▶ RAW RECORDS:
##############################

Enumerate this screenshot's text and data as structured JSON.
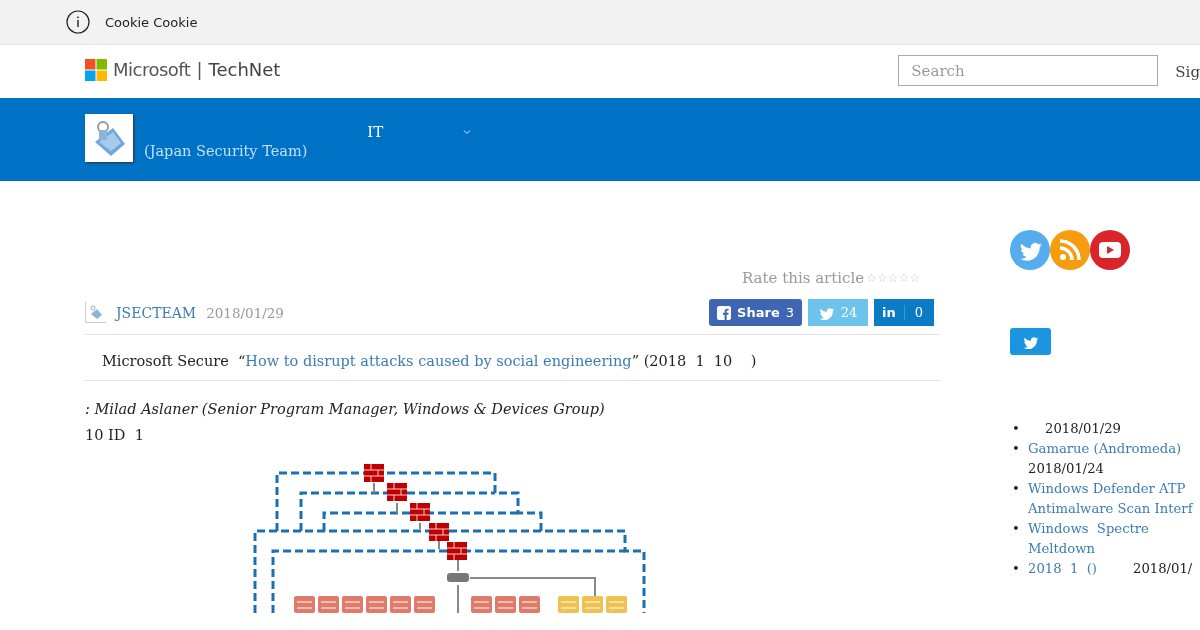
{
  "cookie_bar": {
    "text": "Cookie Cookie"
  },
  "header": {
    "brand": "Microsoft",
    "separator": "|",
    "site": "TechNet",
    "search": {
      "placeholder": "Search"
    },
    "sign_in": "Sig"
  },
  "banner": {
    "subtitle": "(Japan Security Team)",
    "nav": [
      {
        "label": "IT",
        "expanded": false
      }
    ]
  },
  "article": {
    "rating": {
      "label": "Rate this article",
      "stars": 0
    },
    "author": "JSECTEAM",
    "date": "2018/01/29",
    "share": {
      "facebook": {
        "label": "Share",
        "count": "3"
      },
      "twitter": {
        "count": "24"
      },
      "linkedin": {
        "label": "in",
        "count": "0"
      }
    },
    "intro": {
      "before": "Microsoft Secure  “",
      "link": "How to disrupt attacks caused by social engineering",
      "after": "” (2018  1  10    )"
    },
    "byline": ": Milad Aslaner (Senior Program Manager, Windows & Devices Group)",
    "paragraph": "10 ID  1"
  },
  "sidebar": {
    "recent_posts": [
      {
        "marker": "•",
        "kind": "date-only",
        "date": "2018/01/29"
      },
      {
        "marker": "•",
        "kind": "date-below",
        "link": "Gamarue (Andromeda)",
        "date": "2018/01/24"
      },
      {
        "marker": "•",
        "kind": "link-only",
        "link": "Windows Defender ATP\nAntimalware Scan Interf"
      },
      {
        "marker": "•",
        "kind": "link-only",
        "link": "Windows  Spectre\nMeltdown"
      },
      {
        "marker": "•",
        "kind": "date-inline",
        "link": "2018  1  ()",
        "date": "2018/01/"
      }
    ]
  }
}
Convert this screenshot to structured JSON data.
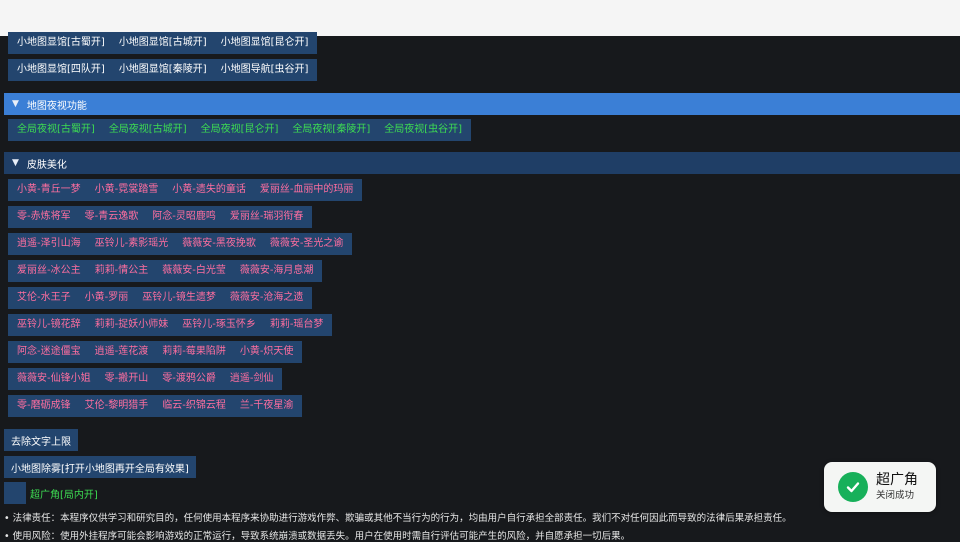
{
  "minimap_rows": [
    [
      "小地图显馆[古蜀开]",
      "小地图显馆[古城开]",
      "小地图显馆[昆仑开]"
    ],
    [
      "小地图显馆[四队开]",
      "小地图显馆[秦陵开]",
      "小地图导航[虫谷开]"
    ]
  ],
  "night_vision": {
    "title": "地图夜视功能",
    "items": [
      "全局夜视[古蜀开]",
      "全局夜视[古城开]",
      "全局夜视[昆仑开]",
      "全局夜视[秦陵开]",
      "全局夜视[虫谷开]"
    ]
  },
  "skins": {
    "title": "皮肤美化",
    "rows": [
      [
        "小黄-青丘一梦",
        "小黄-霓裳踏雪",
        "小黄-遗失的童话",
        "爱丽丝-血丽中的玛丽"
      ],
      [
        "零-赤炼将军",
        "零-青云逸歌",
        "阿念-灵昭鹿鸣",
        "爱丽丝-瑞羽衔春"
      ],
      [
        "逍遥-泽引山海",
        "巫铃儿-素影瑶光",
        "薇薇安-黑夜挽歌",
        "薇薇安-圣光之谕"
      ],
      [
        "爱丽丝-冰公主",
        "莉莉-情公主",
        "薇薇安-白光莹",
        "薇薇安-海月息潮"
      ],
      [
        "艾伦-水王子",
        "小黄-罗丽",
        "巫铃儿-镜生遗梦",
        "薇薇安-沧海之遗"
      ],
      [
        "巫铃儿-镜花辞",
        "莉莉-捉妖小师妹",
        "巫铃儿-琢玉怀乡",
        "莉莉-瑶台梦"
      ],
      [
        "阿念-迷途僵宝",
        "逍遥-莲花渡",
        "莉莉-莓果陷阱",
        "小黄-炽天使"
      ],
      [
        "薇薇安-仙锋小姐",
        "零-搬开山",
        "零-渡鸦公爵",
        "逍遥-剑仙"
      ],
      [
        "零-磨砺成锋",
        "艾伦-黎明猎手",
        "临云-织锦云程",
        "兰-千夜星渝"
      ]
    ]
  },
  "remove_text_limit": "去除文字上限",
  "minimap_fog": "小地图除雾[打开小地图再开全局有效果]",
  "super_wide": {
    "label": "超广角[局内开]",
    "checked": false
  },
  "notes": [
    "• 法律责任：本程序仅供学习和研究目的，任何使用本程序来协助进行游戏作弊、欺骗或其他不当行为的行为，均由用户自行承担全部责任。我们不对任何因此而导致的法律后果承担责任。",
    "• 使用风险：使用外挂程序可能会影响游戏的正常运行，导致系统崩溃或数据丢失。用户在使用时需自行评估可能产生的风险，并自愿承担一切后果。"
  ],
  "toast": {
    "title": "超广角",
    "subtitle": "关闭成功"
  },
  "colors": {
    "accent_blue": "#3b7fd6",
    "button_bg": "#23456e",
    "green_text": "#3ddc52",
    "pink_text": "#ff6ea0",
    "success": "#17b05a"
  }
}
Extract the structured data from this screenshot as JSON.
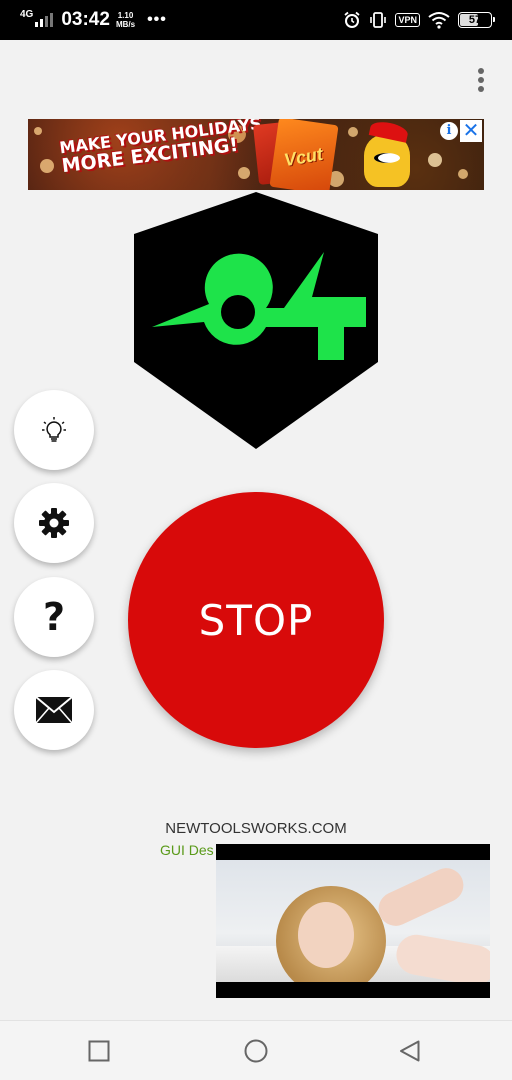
{
  "status_bar": {
    "network": "4G",
    "time": "03:42",
    "speed_value": "1.10",
    "speed_unit": "MB/s",
    "notifications_more": "•••",
    "vpn": "VPN",
    "battery_level": "57",
    "icons": [
      "signal-icon",
      "alarm-icon",
      "vibrate-icon",
      "vpn-icon",
      "wifi-icon",
      "battery-icon"
    ]
  },
  "header": {
    "overflow_menu_icon": "more-vert-icon"
  },
  "ad_banner": {
    "headline_line1": "MAKE YOUR HOLIDAYS",
    "headline_line2": "MORE EXCITING!",
    "brand": "Vcut",
    "info_glyph": "i",
    "close_glyph": "✕"
  },
  "logo": {
    "shape": "black hexagon with green whistle",
    "colors": {
      "background": "#000000",
      "mark": "#1ee34a"
    }
  },
  "side_buttons": [
    {
      "id": "tips",
      "icon": "lightbulb-icon"
    },
    {
      "id": "settings",
      "icon": "gear-icon"
    },
    {
      "id": "help",
      "icon": "question-icon",
      "glyph": "?"
    },
    {
      "id": "contact",
      "icon": "envelope-icon"
    }
  ],
  "main": {
    "stop_label": "STOP",
    "stop_color": "#d80a0a"
  },
  "footer": {
    "site": "NEWTOOLSWORKS.COM",
    "credit_partial": "GUI Des"
  },
  "video_ad": {
    "icon": "video-ad-thumbnail"
  },
  "nav_bar": {
    "buttons": [
      "recents-square-icon",
      "home-circle-icon",
      "back-triangle-icon"
    ]
  }
}
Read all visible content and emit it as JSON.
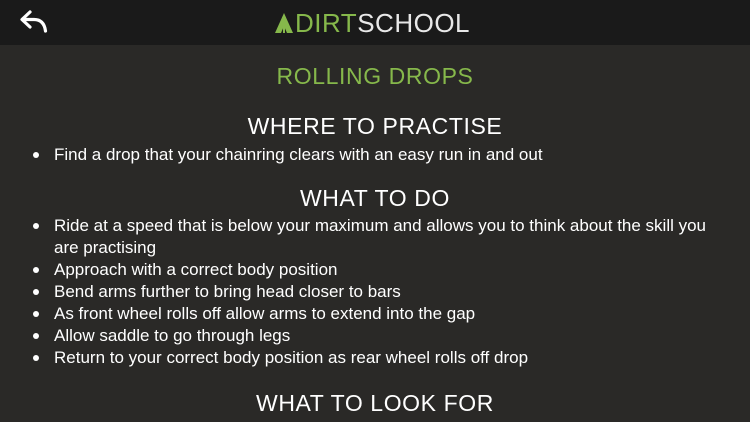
{
  "header": {
    "back_icon": "back-arrow-icon",
    "logo_icon": "tree-icon",
    "logo_part1": "DIRT",
    "logo_part2": "SCHOOL",
    "brand_color": "#86b84b"
  },
  "main": {
    "title": "ROLLING DROPS",
    "sections": [
      {
        "heading": "WHERE TO PRACTISE",
        "items": [
          "Find a drop that your chainring clears with an easy run in and out"
        ]
      },
      {
        "heading": "WHAT TO DO",
        "items": [
          "Ride at a speed that is below your maximum and allows you to think about the skill you are practising",
          "Approach with a correct body position",
          "Bend arms further to bring head closer to bars",
          "As front wheel rolls off allow arms to extend into the gap",
          "Allow saddle to go through legs",
          "Return to your correct body position as rear wheel rolls off drop"
        ]
      },
      {
        "heading": "WHAT TO LOOK FOR",
        "items": []
      }
    ]
  }
}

##############################

▶ WHAT THE TASK REQUIRES: State the number of lines in the preceding entries that include the word "heading". Provide nothing else.

▶ WRITTEN REPLY: 3